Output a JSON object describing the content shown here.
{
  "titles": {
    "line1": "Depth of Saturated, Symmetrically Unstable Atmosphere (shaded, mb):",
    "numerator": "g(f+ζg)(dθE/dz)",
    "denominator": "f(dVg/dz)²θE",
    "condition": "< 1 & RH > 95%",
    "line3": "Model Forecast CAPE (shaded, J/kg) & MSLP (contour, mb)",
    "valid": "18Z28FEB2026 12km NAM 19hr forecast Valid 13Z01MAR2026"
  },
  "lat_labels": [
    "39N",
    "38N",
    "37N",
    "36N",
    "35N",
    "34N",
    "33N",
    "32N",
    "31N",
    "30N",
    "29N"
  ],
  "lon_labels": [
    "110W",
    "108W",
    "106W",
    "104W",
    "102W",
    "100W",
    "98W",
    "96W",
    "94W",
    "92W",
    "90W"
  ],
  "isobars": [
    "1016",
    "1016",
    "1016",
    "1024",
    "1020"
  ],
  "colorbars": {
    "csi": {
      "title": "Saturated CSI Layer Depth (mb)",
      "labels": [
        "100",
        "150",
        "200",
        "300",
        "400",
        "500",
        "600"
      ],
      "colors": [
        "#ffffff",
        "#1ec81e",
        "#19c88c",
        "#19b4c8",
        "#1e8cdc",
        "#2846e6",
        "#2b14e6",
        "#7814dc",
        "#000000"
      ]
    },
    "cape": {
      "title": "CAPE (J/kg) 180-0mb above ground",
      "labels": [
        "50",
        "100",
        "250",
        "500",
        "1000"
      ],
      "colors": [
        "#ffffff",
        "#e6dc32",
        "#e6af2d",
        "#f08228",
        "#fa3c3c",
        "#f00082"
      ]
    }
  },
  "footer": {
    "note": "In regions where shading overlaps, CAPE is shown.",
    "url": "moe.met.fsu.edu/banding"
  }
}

■ Stated goal
Hand back the material above in full, exactly as written.

■ Reply
Output a JSON object describing the content shown here.
{
  "titles": {
    "line1": "Depth of Saturated, Symmetrically Unstable Atmosphere (shaded, mb):",
    "numerator": "g(f+ζg)(dθE/dz)",
    "denominator": "f(dVg/dz)²θE",
    "condition": "< 1 & RH > 95%",
    "line3": "Model Forecast CAPE (shaded, J/kg) & MSLP (contour, mb)",
    "valid": "18Z28FEB2026 12km NAM 19hr forecast Valid 13Z01MAR2026"
  },
  "lat_labels": [
    "39N",
    "38N",
    "37N",
    "36N",
    "35N",
    "34N",
    "33N",
    "32N",
    "31N",
    "30N",
    "29N"
  ],
  "lon_labels": [
    "110W",
    "108W",
    "106W",
    "104W",
    "102W",
    "100W",
    "98W",
    "96W",
    "94W",
    "92W",
    "90W"
  ],
  "isobars": [
    "1016",
    "1016",
    "1016",
    "1024",
    "1020"
  ],
  "colorbars": {
    "csi": {
      "title": "Saturated CSI Layer Depth (mb)",
      "labels": [
        "100",
        "150",
        "200",
        "300",
        "400",
        "500",
        "600"
      ],
      "colors": [
        "#ffffff",
        "#1ec81e",
        "#19c88c",
        "#19b4c8",
        "#1e8cdc",
        "#2846e6",
        "#2b14e6",
        "#7814dc",
        "#000000"
      ]
    },
    "cape": {
      "title": "CAPE (J/kg) 180-0mb above ground",
      "labels": [
        "50",
        "100",
        "250",
        "500",
        "1000"
      ],
      "colors": [
        "#ffffff",
        "#e6dc32",
        "#e6af2d",
        "#f08228",
        "#fa3c3c",
        "#f00082"
      ]
    }
  },
  "footer": {
    "note": "In regions where shading overlaps, CAPE is shown.",
    "url": "moe.met.fsu.edu/banding"
  }
}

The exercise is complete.